Pick out all lines of the entries that include the word "true" and copy them.

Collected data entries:
##############################

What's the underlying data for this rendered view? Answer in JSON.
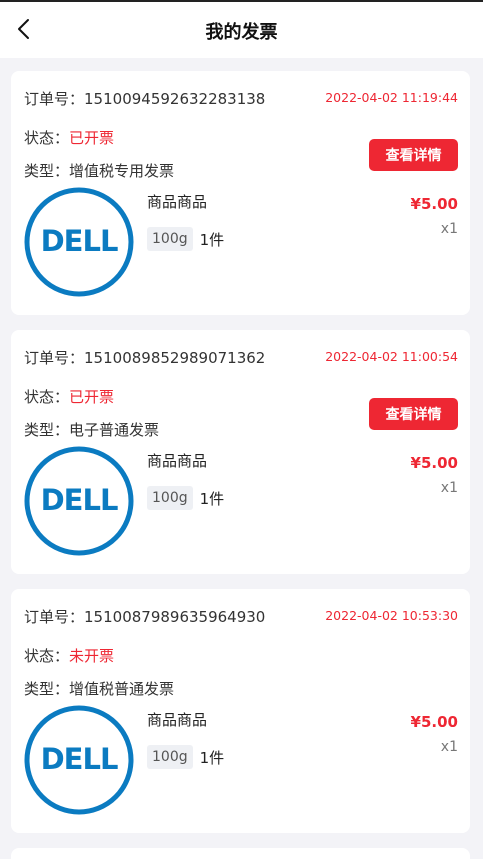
{
  "header": {
    "title": "我的发票"
  },
  "labels": {
    "order_no": "订单号：",
    "status": "状态：",
    "type": "类型：",
    "detail_button": "查看详情",
    "logo_text": "DELL"
  },
  "colors": {
    "accent": "#ee2733",
    "dell_blue": "#0b7bc1",
    "background": "#f3f3f7"
  },
  "orders": [
    {
      "order_no": "1510094592632283138",
      "date": "2022-04-02 11:19:44",
      "status": "已开票",
      "type": "增值税专用发票",
      "has_detail_button": true,
      "goods_name": "商品商品",
      "spec": "100g",
      "qty_text": "1件",
      "price": "¥5.00",
      "count": "x1",
      "thumb_icon": "dell-logo-icon"
    },
    {
      "order_no": "1510089852989071362",
      "date": "2022-04-02 11:00:54",
      "status": "已开票",
      "type": "电子普通发票",
      "has_detail_button": true,
      "goods_name": "商品商品",
      "spec": "100g",
      "qty_text": "1件",
      "price": "¥5.00",
      "count": "x1",
      "thumb_icon": "dell-logo-icon"
    },
    {
      "order_no": "1510087989635964930",
      "date": "2022-04-02 10:53:30",
      "status": "未开票",
      "type": "增值税普通发票",
      "has_detail_button": false,
      "goods_name": "商品商品",
      "spec": "100g",
      "qty_text": "1件",
      "price": "¥5.00",
      "count": "x1",
      "thumb_icon": "dell-logo-icon"
    }
  ]
}
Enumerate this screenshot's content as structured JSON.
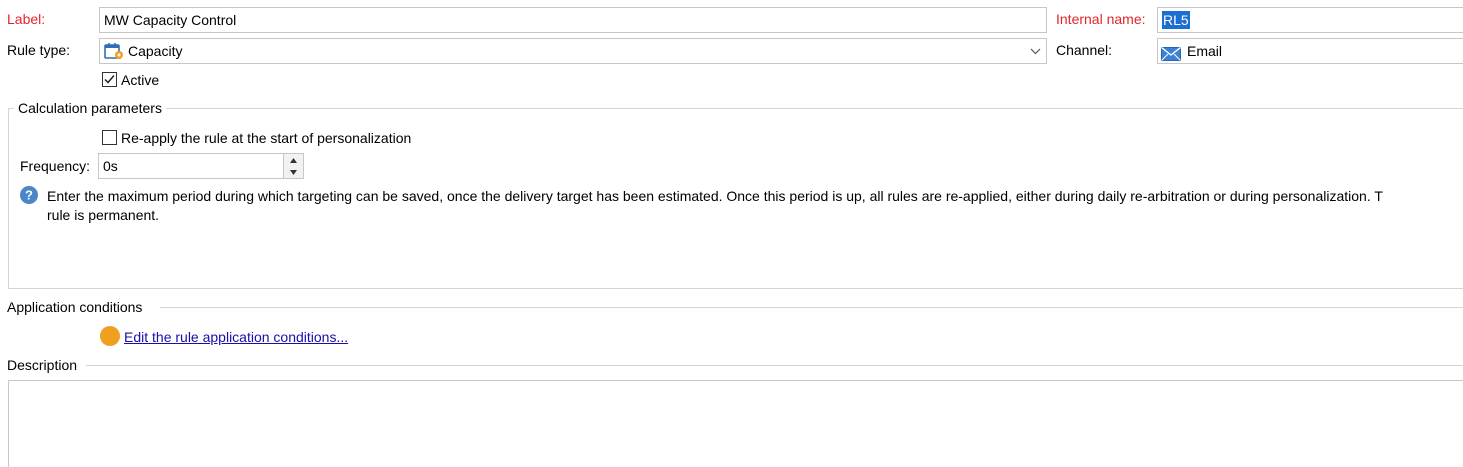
{
  "general": {
    "label_caption": "Label:",
    "label_value": "MW Capacity Control",
    "internal_name_caption": "Internal name:",
    "internal_name_value": "RL5",
    "rule_type_caption": "Rule type:",
    "rule_type_value": "Capacity",
    "channel_caption": "Channel:",
    "channel_value": "Email",
    "active_label": "Active",
    "active_checked": true
  },
  "calculation": {
    "group_title": "Calculation parameters",
    "reapply_label": "Re-apply the rule at the start of personalization",
    "reapply_checked": false,
    "frequency_caption": "Frequency:",
    "frequency_value": "0s",
    "help_text_line1": "Enter the maximum period during which targeting can be saved, once the delivery target has been estimated. Once this period is up, all rules are re-applied, either during daily re-arbitration or during personalization. T",
    "help_text_line2": "rule is permanent."
  },
  "application": {
    "group_title": "Application conditions",
    "edit_link": "Edit the rule application conditions..."
  },
  "description": {
    "group_title": "Description",
    "value": ""
  },
  "colors": {
    "required_label": "#e0262b",
    "selection": "#1a6fd0",
    "status_dot": "#f0a020",
    "link": "#1a0dab"
  },
  "icons": {
    "rule_type": "capacity-calendar-icon",
    "channel": "email-envelope-icon",
    "help": "help-question-icon",
    "status": "orange-dot-icon",
    "combo": "chevron-down-icon"
  }
}
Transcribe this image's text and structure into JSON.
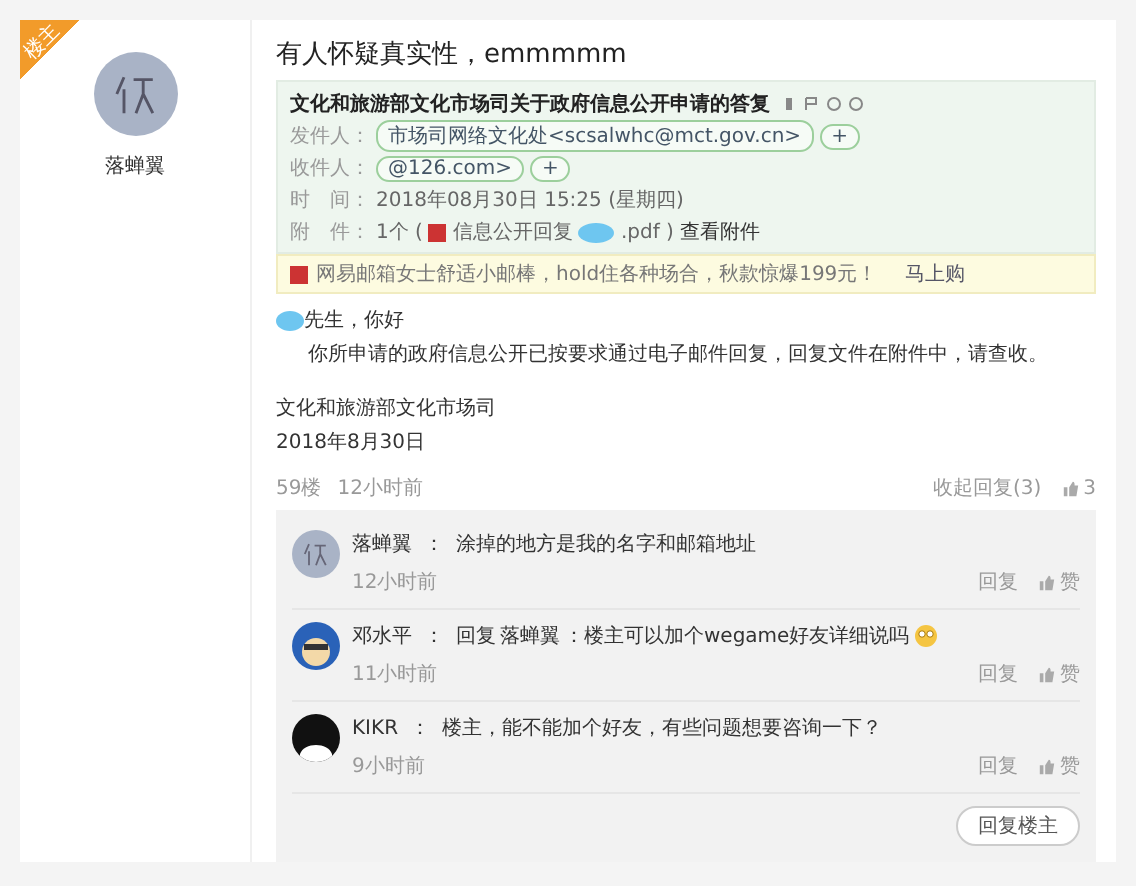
{
  "post": {
    "badge": "楼主",
    "author": "落蝉翼",
    "title": "有人怀疑真实性，emmmmm",
    "email": {
      "subject": "文化和旅游部文化市场司关于政府信息公开申请的答复",
      "fields": [
        {
          "kind": "chip",
          "label": "发件人：",
          "value": "市场司网络文化处<scsalwhc@mct.gov.cn>",
          "extra": "+"
        },
        {
          "kind": "chip",
          "label": "收件人：",
          "value": "@126.com>",
          "extra": "+"
        },
        {
          "kind": "text",
          "label": "时　间：",
          "value": "2018年08月30日 15:25 (星期四)"
        },
        {
          "kind": "attachment",
          "label": "附　件：",
          "value": "1个 (",
          "file": "信息公开回复",
          "ext": ".pdf )",
          "link": "查看附件"
        }
      ],
      "ad": "网易邮箱女士舒适小邮棒，hold住各种场合，秋款惊爆199元！",
      "ad_link": "马上购"
    },
    "body": [
      {
        "kind": "greeting",
        "text": "先生，你好"
      },
      {
        "kind": "indent",
        "text": "你所申请的政府信息公开已按要求通过电子邮件回复，回复文件在附件中，请查收。"
      },
      {
        "kind": "gap",
        "text": "文化和旅游部文化市场司"
      },
      {
        "kind": "plain",
        "text": "2018年8月30日"
      }
    ],
    "floor": "59楼",
    "time": "12小时前",
    "collapse": "收起回复(3)",
    "likes": "3"
  },
  "comments": [
    {
      "avatar": {
        "kind": "glyph"
      },
      "author": "落蝉翼",
      "separator": "：",
      "text": "涂掉的地方是我的名字和邮箱地址",
      "emoji": false,
      "time": "12小时前",
      "reply": "回复",
      "like": "赞"
    },
    {
      "avatar": {
        "kind": "cartoon"
      },
      "author": "邓水平",
      "separator": "：",
      "reply_prefix": "回复",
      "reply_to": "落蝉翼",
      "text": "：楼主可以加个wegame好友详细说吗",
      "emoji": true,
      "time": "11小时前",
      "reply": "回复",
      "like": "赞"
    },
    {
      "avatar": {
        "kind": "dark"
      },
      "author": "KIKR",
      "separator": "：",
      "text": "楼主，能不能加个好友，有些问题想要咨询一下？",
      "emoji": false,
      "time": "9小时前",
      "reply": "回复",
      "like": "赞"
    }
  ],
  "reply_button": "回复楼主"
}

##############################

*SOLUTION TO THIS PROBLEM:*
      "has_detail_button": true,
      "has_detail_button": true,
    "active_checked": true
      "emoji": true,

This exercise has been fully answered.